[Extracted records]
——

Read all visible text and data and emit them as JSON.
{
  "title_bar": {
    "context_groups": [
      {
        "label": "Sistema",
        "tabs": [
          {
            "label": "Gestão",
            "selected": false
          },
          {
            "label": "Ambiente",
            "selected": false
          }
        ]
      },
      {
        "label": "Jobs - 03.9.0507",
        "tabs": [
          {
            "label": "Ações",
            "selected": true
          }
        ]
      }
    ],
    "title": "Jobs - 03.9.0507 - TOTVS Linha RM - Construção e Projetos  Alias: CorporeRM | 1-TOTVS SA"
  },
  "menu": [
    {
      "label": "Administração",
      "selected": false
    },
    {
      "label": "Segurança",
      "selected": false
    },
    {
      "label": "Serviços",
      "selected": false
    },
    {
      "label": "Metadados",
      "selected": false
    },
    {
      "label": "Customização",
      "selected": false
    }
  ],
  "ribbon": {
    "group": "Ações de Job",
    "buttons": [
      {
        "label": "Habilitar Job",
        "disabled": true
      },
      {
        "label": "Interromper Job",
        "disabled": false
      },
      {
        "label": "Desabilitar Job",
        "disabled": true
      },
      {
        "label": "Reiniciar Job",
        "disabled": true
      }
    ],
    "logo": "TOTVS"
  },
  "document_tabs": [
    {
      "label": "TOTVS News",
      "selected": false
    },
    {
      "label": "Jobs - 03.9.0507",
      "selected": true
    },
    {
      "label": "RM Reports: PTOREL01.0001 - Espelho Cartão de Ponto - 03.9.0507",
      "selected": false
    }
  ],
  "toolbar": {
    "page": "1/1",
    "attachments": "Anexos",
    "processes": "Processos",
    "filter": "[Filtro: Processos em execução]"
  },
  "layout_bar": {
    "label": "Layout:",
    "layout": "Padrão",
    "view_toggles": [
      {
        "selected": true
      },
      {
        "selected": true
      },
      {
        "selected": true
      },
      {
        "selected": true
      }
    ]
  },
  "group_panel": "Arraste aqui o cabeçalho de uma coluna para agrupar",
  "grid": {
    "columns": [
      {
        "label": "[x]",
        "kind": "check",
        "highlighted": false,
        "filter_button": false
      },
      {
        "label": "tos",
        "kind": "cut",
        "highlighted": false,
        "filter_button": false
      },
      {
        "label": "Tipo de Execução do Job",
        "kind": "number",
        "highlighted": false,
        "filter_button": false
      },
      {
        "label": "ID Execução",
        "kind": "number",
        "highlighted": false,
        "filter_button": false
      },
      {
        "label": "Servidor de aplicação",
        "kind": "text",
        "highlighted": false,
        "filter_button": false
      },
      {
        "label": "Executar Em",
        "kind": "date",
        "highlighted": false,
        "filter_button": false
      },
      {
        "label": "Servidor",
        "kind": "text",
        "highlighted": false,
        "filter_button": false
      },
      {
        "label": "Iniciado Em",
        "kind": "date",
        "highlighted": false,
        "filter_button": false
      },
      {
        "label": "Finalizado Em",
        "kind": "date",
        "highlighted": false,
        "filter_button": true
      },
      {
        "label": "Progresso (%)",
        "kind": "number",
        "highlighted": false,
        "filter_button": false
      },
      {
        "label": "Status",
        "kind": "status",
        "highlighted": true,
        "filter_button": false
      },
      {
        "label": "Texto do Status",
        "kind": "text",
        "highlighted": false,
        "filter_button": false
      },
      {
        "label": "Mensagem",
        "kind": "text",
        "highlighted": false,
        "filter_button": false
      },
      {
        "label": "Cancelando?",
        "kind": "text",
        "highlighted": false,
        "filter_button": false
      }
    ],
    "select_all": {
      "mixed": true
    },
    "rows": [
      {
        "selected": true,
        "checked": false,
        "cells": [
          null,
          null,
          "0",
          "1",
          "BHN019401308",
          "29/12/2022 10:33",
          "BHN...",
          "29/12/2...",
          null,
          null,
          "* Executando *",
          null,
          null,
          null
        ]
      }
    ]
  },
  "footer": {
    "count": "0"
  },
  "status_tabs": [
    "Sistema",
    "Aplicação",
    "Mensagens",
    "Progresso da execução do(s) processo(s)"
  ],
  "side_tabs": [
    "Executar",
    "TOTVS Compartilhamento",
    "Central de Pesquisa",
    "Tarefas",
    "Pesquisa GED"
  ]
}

——

### [EXERCISE BRIEF]
From the records above, extract every line exactly as it stands.

### [THE OUTPUT]
Read all visible text and data and emit them as JSON.
{
  "title_bar": {
    "context_groups": [
      {
        "label": "Sistema",
        "tabs": [
          {
            "label": "Gestão",
            "selected": false
          },
          {
            "label": "Ambiente",
            "selected": false
          }
        ]
      },
      {
        "label": "Jobs - 03.9.0507",
        "tabs": [
          {
            "label": "Ações",
            "selected": true
          }
        ]
      }
    ],
    "title": "Jobs - 03.9.0507 - TOTVS Linha RM - Construção e Projetos  Alias: CorporeRM | 1-TOTVS SA"
  },
  "menu": [
    {
      "label": "Administração",
      "selected": false
    },
    {
      "label": "Segurança",
      "selected": false
    },
    {
      "label": "Serviços",
      "selected": false
    },
    {
      "label": "Metadados",
      "selected": false
    },
    {
      "label": "Customização",
      "selected": false
    }
  ],
  "ribbon": {
    "group": "Ações de Job",
    "buttons": [
      {
        "label": "Habilitar Job",
        "disabled": true
      },
      {
        "label": "Interromper Job",
        "disabled": false
      },
      {
        "label": "Desabilitar Job",
        "disabled": true
      },
      {
        "label": "Reiniciar Job",
        "disabled": true
      }
    ],
    "logo": "TOTVS"
  },
  "document_tabs": [
    {
      "label": "TOTVS News",
      "selected": false
    },
    {
      "label": "Jobs - 03.9.0507",
      "selected": true
    },
    {
      "label": "RM Reports: PTOREL01.0001 - Espelho Cartão de Ponto - 03.9.0507",
      "selected": false
    }
  ],
  "toolbar": {
    "page": "1/1",
    "attachments": "Anexos",
    "processes": "Processos",
    "filter": "[Filtro: Processos em execução]"
  },
  "layout_bar": {
    "label": "Layout:",
    "layout": "Padrão",
    "view_toggles": [
      {
        "selected": true
      },
      {
        "selected": true
      },
      {
        "selected": true
      },
      {
        "selected": true
      }
    ]
  },
  "group_panel": "Arraste aqui o cabeçalho de uma coluna para agrupar",
  "grid": {
    "columns": [
      {
        "label": "[x]",
        "kind": "check",
        "highlighted": false,
        "filter_button": false
      },
      {
        "label": "tos",
        "kind": "cut",
        "highlighted": false,
        "filter_button": false
      },
      {
        "label": "Tipo de Execução do Job",
        "kind": "number",
        "highlighted": false,
        "filter_button": false
      },
      {
        "label": "ID Execução",
        "kind": "number",
        "highlighted": false,
        "filter_button": false
      },
      {
        "label": "Servidor de aplicação",
        "kind": "text",
        "highlighted": false,
        "filter_button": false
      },
      {
        "label": "Executar Em",
        "kind": "date",
        "highlighted": false,
        "filter_button": false
      },
      {
        "label": "Servidor",
        "kind": "text",
        "highlighted": false,
        "filter_button": false
      },
      {
        "label": "Iniciado Em",
        "kind": "date",
        "highlighted": false,
        "filter_button": false
      },
      {
        "label": "Finalizado Em",
        "kind": "date",
        "highlighted": false,
        "filter_button": true
      },
      {
        "label": "Progresso (%)",
        "kind": "number",
        "highlighted": false,
        "filter_button": false
      },
      {
        "label": "Status",
        "kind": "status",
        "highlighted": true,
        "filter_button": false
      },
      {
        "label": "Texto do Status",
        "kind": "text",
        "highlighted": false,
        "filter_button": false
      },
      {
        "label": "Mensagem",
        "kind": "text",
        "highlighted": false,
        "filter_button": false
      },
      {
        "label": "Cancelando?",
        "kind": "text",
        "highlighted": false,
        "filter_button": false
      }
    ],
    "select_all": {
      "mixed": true
    },
    "rows": [
      {
        "selected": true,
        "checked": false,
        "cells": [
          null,
          null,
          "0",
          "1",
          "BHN019401308",
          "29/12/2022 10:33",
          "BHN...",
          "29/12/2...",
          null,
          null,
          "* Executando *",
          null,
          null,
          null
        ]
      }
    ]
  },
  "footer": {
    "count": "0"
  },
  "status_tabs": [
    "Sistema",
    "Aplicação",
    "Mensagens",
    "Progresso da execução do(s) processo(s)"
  ],
  "side_tabs": [
    "Executar",
    "TOTVS Compartilhamento",
    "Central de Pesquisa",
    "Tarefas",
    "Pesquisa GED"
  ]
}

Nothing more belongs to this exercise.